[Begin]

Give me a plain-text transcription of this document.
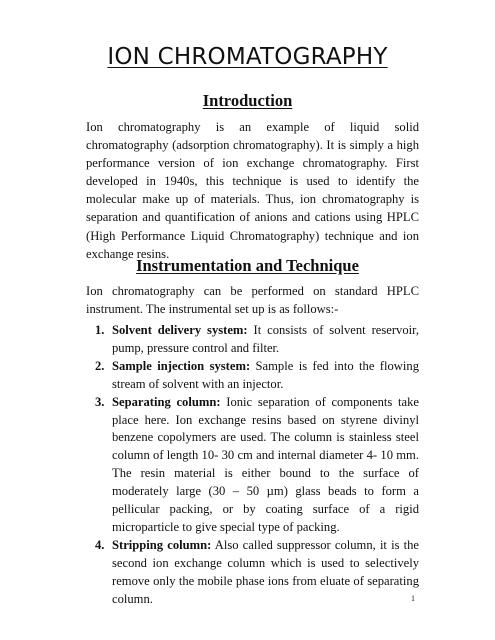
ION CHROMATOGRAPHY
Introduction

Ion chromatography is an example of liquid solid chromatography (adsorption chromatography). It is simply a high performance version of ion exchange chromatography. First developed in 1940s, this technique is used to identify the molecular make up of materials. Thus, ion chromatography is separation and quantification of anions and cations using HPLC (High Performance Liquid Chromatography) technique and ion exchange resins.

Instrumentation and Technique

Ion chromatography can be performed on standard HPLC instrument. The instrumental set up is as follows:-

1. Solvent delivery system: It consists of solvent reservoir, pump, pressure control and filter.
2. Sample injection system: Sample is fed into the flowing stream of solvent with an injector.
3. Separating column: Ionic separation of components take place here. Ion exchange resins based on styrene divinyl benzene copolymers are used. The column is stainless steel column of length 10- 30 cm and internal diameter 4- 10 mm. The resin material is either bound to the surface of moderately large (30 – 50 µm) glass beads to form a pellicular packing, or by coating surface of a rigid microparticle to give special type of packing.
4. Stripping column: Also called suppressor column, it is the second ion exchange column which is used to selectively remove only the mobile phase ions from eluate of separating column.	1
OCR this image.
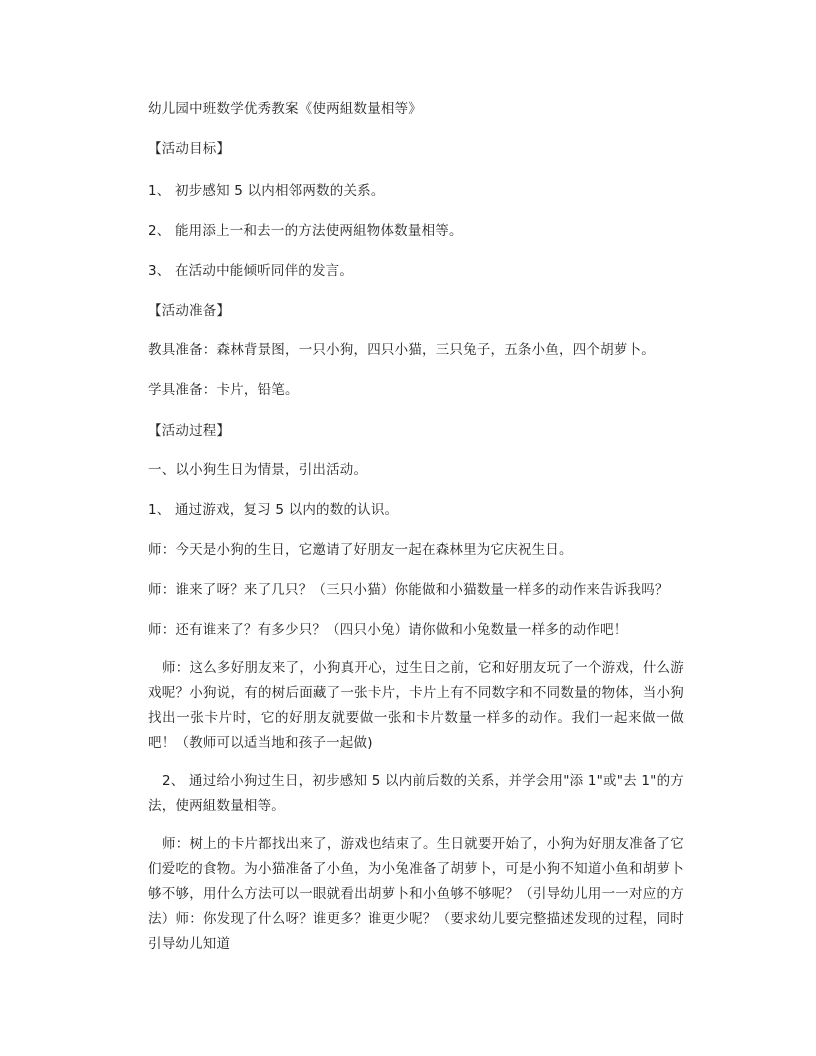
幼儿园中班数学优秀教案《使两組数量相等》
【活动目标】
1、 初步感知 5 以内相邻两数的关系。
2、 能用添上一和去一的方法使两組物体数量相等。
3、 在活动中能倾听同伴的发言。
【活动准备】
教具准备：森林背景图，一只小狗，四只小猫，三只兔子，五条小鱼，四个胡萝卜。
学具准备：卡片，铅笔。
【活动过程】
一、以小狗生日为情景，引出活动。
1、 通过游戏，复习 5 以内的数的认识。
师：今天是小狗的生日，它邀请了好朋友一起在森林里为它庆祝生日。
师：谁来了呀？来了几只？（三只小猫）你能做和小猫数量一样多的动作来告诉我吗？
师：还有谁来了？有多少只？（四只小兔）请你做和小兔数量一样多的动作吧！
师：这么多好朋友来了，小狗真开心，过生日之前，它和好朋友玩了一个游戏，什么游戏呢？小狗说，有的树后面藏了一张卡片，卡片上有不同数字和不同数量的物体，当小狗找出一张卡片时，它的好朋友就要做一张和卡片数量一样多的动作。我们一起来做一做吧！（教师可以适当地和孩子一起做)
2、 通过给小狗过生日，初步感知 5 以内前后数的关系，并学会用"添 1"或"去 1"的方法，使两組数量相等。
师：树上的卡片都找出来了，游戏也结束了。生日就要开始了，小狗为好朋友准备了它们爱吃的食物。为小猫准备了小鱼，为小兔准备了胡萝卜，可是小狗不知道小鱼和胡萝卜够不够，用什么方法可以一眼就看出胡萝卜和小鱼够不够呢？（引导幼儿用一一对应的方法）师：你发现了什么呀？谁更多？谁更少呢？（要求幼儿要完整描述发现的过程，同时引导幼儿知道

[End]
[Begin]

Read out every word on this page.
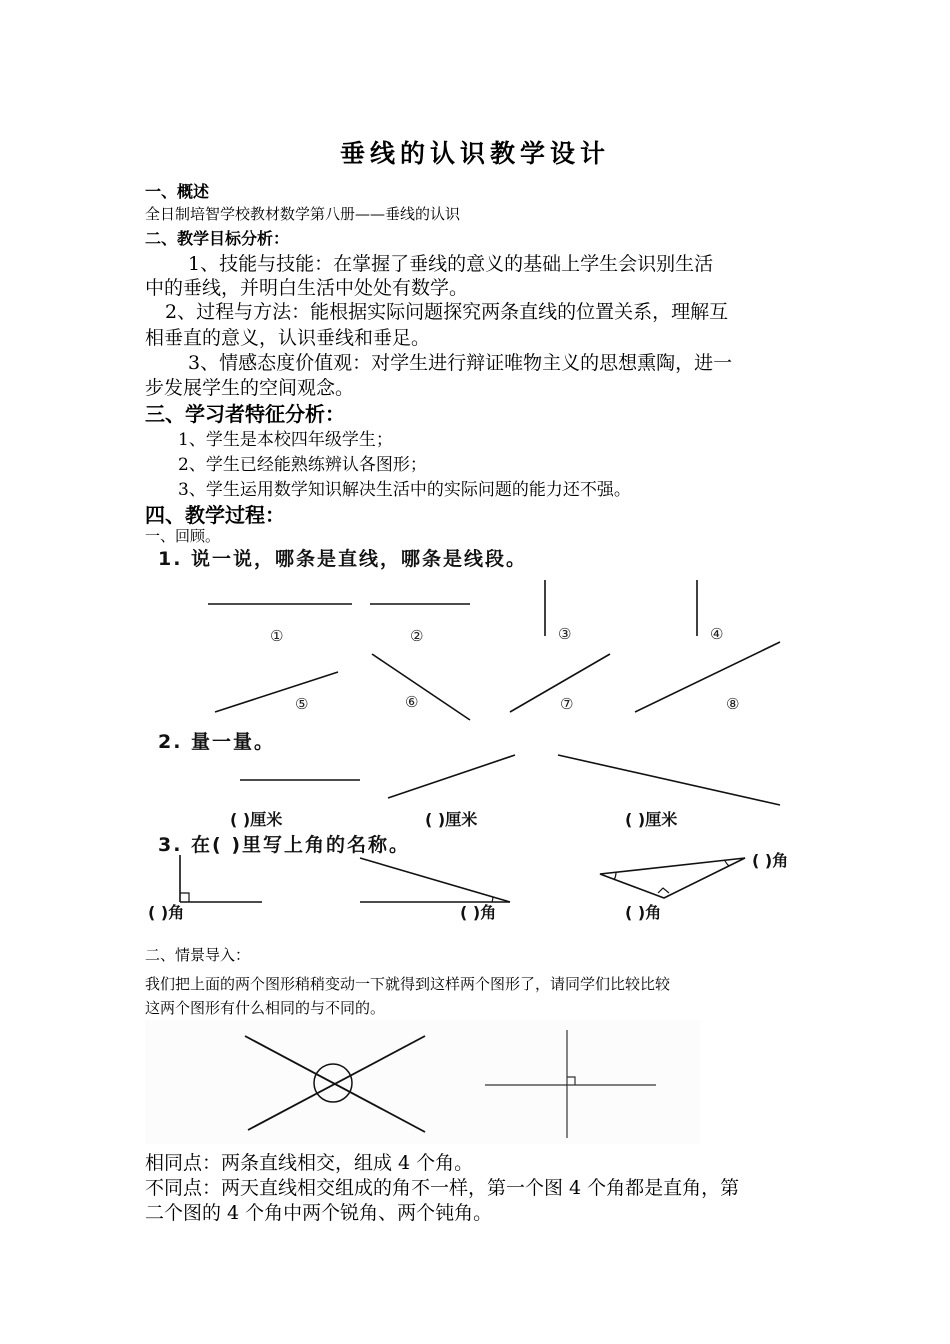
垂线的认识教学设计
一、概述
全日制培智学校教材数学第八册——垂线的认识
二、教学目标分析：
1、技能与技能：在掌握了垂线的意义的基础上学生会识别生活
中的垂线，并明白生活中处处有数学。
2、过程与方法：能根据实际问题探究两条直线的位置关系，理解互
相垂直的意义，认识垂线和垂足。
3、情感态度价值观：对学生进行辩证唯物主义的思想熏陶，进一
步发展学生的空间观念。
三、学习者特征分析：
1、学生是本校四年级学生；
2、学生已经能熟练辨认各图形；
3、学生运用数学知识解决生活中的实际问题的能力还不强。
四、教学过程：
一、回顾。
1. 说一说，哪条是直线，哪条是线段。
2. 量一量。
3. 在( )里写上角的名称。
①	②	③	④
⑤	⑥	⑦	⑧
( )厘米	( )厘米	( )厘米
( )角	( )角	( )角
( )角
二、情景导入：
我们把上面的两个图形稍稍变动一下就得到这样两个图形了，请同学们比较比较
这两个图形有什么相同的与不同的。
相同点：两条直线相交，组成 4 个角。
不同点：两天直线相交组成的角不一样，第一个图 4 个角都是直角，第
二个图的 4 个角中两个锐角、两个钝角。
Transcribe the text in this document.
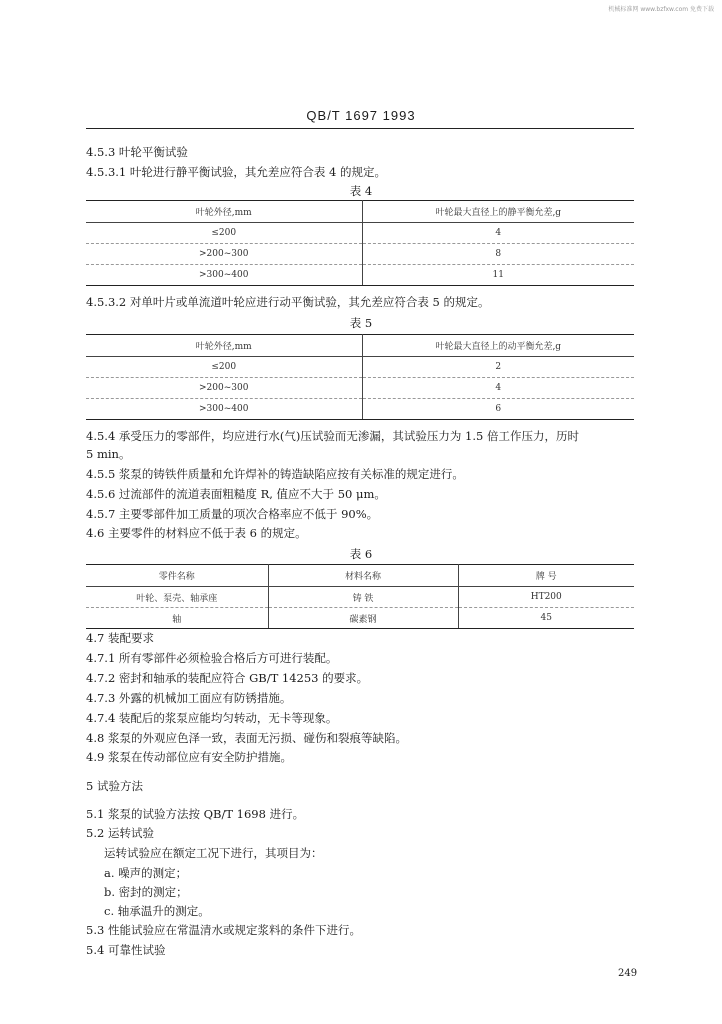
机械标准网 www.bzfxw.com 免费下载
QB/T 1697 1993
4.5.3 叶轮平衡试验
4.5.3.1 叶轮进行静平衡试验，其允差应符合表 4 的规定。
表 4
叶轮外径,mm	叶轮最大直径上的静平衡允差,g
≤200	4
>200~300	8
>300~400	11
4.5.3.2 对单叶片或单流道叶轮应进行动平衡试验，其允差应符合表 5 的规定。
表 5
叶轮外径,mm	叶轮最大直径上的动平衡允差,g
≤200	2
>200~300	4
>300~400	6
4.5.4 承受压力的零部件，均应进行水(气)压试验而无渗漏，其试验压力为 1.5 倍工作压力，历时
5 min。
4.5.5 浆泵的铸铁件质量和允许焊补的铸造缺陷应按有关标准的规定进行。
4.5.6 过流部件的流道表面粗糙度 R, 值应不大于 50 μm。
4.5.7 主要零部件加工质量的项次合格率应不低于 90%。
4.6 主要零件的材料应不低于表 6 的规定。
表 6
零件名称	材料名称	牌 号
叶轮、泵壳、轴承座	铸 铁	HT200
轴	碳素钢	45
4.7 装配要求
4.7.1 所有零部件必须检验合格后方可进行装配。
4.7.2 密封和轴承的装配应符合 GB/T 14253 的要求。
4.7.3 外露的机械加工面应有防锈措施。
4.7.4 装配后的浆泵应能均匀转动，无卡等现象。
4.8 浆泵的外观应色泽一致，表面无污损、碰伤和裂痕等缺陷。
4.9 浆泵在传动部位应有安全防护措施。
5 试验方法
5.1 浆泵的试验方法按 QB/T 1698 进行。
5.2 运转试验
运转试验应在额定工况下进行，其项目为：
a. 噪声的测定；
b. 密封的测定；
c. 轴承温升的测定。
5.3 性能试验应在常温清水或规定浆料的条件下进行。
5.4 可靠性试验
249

[End]

• _Problem statement_: Locate all lines holding the word "其允差应符合表", then copy them out.

• _Result of this task_:
4.5.3.1 叶轮进行静平衡试验，其允差应符合表 4 的规定。
4.5.3.2 对单叶片或单流道叶轮应进行动平衡试验，其允差应符合表 5 的规定。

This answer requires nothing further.